STATED EXERCISE: Collect all lines containing the word "cobbles" from the data.
################
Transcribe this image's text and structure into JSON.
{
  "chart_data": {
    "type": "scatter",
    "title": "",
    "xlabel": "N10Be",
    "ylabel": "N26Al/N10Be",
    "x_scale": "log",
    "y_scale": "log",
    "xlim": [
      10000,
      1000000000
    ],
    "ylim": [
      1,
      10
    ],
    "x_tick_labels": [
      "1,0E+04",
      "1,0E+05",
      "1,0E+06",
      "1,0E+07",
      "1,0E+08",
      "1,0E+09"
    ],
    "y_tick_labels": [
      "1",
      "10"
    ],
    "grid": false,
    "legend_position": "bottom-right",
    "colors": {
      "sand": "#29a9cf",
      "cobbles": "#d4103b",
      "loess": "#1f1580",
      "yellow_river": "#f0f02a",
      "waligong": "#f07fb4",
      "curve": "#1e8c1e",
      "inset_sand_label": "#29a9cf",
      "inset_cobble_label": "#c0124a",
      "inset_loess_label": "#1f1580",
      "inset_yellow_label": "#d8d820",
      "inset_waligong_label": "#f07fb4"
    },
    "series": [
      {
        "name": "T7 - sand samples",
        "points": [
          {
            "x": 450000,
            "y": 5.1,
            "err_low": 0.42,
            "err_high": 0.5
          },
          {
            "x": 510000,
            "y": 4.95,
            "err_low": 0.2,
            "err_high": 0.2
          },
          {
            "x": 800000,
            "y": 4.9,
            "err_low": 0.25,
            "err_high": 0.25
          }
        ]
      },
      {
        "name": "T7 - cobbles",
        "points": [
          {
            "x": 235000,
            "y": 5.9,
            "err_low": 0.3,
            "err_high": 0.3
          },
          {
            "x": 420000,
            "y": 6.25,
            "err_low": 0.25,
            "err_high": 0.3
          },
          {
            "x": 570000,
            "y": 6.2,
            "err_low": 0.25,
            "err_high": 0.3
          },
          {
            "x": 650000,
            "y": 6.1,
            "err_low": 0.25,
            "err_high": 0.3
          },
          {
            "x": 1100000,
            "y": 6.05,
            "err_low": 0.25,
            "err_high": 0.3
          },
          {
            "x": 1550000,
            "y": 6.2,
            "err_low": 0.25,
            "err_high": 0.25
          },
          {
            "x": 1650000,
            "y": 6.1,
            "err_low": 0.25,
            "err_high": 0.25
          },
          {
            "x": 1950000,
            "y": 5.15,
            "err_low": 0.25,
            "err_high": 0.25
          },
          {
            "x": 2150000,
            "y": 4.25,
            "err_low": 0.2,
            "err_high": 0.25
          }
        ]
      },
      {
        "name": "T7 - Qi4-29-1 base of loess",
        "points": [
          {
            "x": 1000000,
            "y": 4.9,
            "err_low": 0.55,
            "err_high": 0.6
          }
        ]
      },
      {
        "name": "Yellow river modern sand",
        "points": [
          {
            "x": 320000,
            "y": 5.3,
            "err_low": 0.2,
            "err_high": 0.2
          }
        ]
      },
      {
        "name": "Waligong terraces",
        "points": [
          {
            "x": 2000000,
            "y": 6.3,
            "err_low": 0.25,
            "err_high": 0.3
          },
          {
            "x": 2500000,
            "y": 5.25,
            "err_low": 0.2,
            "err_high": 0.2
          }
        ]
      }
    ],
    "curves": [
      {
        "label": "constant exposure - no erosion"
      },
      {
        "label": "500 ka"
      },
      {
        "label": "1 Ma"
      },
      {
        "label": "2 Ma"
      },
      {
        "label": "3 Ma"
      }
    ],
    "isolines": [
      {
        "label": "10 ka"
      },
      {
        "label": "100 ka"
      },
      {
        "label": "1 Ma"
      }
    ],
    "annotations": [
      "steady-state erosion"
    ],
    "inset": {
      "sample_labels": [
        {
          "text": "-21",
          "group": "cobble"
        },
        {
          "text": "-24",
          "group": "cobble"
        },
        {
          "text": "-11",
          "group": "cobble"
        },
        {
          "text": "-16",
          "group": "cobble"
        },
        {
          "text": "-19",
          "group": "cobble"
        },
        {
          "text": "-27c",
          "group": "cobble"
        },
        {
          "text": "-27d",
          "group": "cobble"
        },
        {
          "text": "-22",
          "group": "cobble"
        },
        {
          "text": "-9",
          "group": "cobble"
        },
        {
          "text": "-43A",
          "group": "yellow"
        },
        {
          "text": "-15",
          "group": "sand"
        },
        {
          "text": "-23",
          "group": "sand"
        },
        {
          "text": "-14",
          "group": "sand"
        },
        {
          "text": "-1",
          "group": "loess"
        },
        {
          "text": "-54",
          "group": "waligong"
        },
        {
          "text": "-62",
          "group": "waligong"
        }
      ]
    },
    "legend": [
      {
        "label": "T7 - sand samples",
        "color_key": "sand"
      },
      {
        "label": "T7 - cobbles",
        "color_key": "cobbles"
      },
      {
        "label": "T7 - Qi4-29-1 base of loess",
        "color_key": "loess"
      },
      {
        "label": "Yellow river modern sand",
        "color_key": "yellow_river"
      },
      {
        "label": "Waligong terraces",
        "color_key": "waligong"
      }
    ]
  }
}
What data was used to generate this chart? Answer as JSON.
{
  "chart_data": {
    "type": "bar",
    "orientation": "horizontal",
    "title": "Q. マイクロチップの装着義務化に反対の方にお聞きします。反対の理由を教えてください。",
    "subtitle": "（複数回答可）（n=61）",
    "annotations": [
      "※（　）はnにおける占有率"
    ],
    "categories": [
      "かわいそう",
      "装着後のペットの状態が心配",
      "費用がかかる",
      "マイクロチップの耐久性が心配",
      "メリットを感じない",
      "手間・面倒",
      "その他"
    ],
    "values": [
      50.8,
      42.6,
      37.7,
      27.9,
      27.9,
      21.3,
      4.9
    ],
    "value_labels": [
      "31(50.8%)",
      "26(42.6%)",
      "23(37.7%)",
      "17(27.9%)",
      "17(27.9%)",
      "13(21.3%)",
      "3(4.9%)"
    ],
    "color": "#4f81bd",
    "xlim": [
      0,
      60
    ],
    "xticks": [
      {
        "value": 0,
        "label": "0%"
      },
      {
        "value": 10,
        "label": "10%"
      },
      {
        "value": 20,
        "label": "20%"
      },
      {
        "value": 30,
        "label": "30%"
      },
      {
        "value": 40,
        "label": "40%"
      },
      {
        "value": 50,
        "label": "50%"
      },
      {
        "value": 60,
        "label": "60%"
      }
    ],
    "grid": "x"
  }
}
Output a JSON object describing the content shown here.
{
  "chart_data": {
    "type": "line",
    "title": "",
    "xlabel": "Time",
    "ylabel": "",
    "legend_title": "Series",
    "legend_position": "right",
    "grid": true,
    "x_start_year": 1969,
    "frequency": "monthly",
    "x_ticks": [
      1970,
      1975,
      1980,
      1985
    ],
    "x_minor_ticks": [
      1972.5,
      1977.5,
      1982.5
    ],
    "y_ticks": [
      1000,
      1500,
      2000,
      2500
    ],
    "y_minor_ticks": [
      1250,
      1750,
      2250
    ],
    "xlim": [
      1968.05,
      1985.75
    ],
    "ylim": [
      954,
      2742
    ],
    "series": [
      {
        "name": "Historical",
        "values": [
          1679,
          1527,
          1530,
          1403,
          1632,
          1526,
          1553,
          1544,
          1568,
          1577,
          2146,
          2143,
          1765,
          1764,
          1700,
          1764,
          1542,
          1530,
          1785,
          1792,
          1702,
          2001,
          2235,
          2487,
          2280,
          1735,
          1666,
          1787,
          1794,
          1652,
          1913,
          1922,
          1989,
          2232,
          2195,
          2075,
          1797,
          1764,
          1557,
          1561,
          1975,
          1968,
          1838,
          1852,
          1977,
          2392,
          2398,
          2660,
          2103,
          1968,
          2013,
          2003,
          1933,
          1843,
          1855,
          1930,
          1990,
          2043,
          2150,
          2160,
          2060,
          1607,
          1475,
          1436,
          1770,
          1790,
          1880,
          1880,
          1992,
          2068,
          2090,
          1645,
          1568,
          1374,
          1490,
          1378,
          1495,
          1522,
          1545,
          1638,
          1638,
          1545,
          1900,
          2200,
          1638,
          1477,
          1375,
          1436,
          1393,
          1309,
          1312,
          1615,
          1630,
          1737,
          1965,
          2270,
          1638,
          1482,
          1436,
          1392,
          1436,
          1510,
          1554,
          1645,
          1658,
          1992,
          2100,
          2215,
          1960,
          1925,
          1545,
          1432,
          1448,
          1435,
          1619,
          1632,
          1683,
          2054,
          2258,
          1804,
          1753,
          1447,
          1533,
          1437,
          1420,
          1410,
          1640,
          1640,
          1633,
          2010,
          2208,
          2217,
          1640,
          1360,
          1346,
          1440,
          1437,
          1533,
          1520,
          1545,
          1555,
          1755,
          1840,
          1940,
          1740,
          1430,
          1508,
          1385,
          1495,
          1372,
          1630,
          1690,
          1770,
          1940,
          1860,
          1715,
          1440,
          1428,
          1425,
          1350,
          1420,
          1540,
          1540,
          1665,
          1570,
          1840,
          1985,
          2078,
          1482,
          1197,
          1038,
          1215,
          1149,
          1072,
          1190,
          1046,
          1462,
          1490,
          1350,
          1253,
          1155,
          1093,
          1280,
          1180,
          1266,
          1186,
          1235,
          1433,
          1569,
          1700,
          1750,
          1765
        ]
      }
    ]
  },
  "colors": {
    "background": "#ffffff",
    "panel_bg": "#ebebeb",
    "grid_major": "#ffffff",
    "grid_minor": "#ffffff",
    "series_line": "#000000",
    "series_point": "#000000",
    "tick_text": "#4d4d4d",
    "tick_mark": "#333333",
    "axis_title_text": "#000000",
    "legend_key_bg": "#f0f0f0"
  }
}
################
RESPONSE TO THIS EXERCISE:
      "cobbles": "#d4103b",
        "name": "T7 - cobbles",
        "label": "T7 - cobbles",
        "color_key": "cobbles"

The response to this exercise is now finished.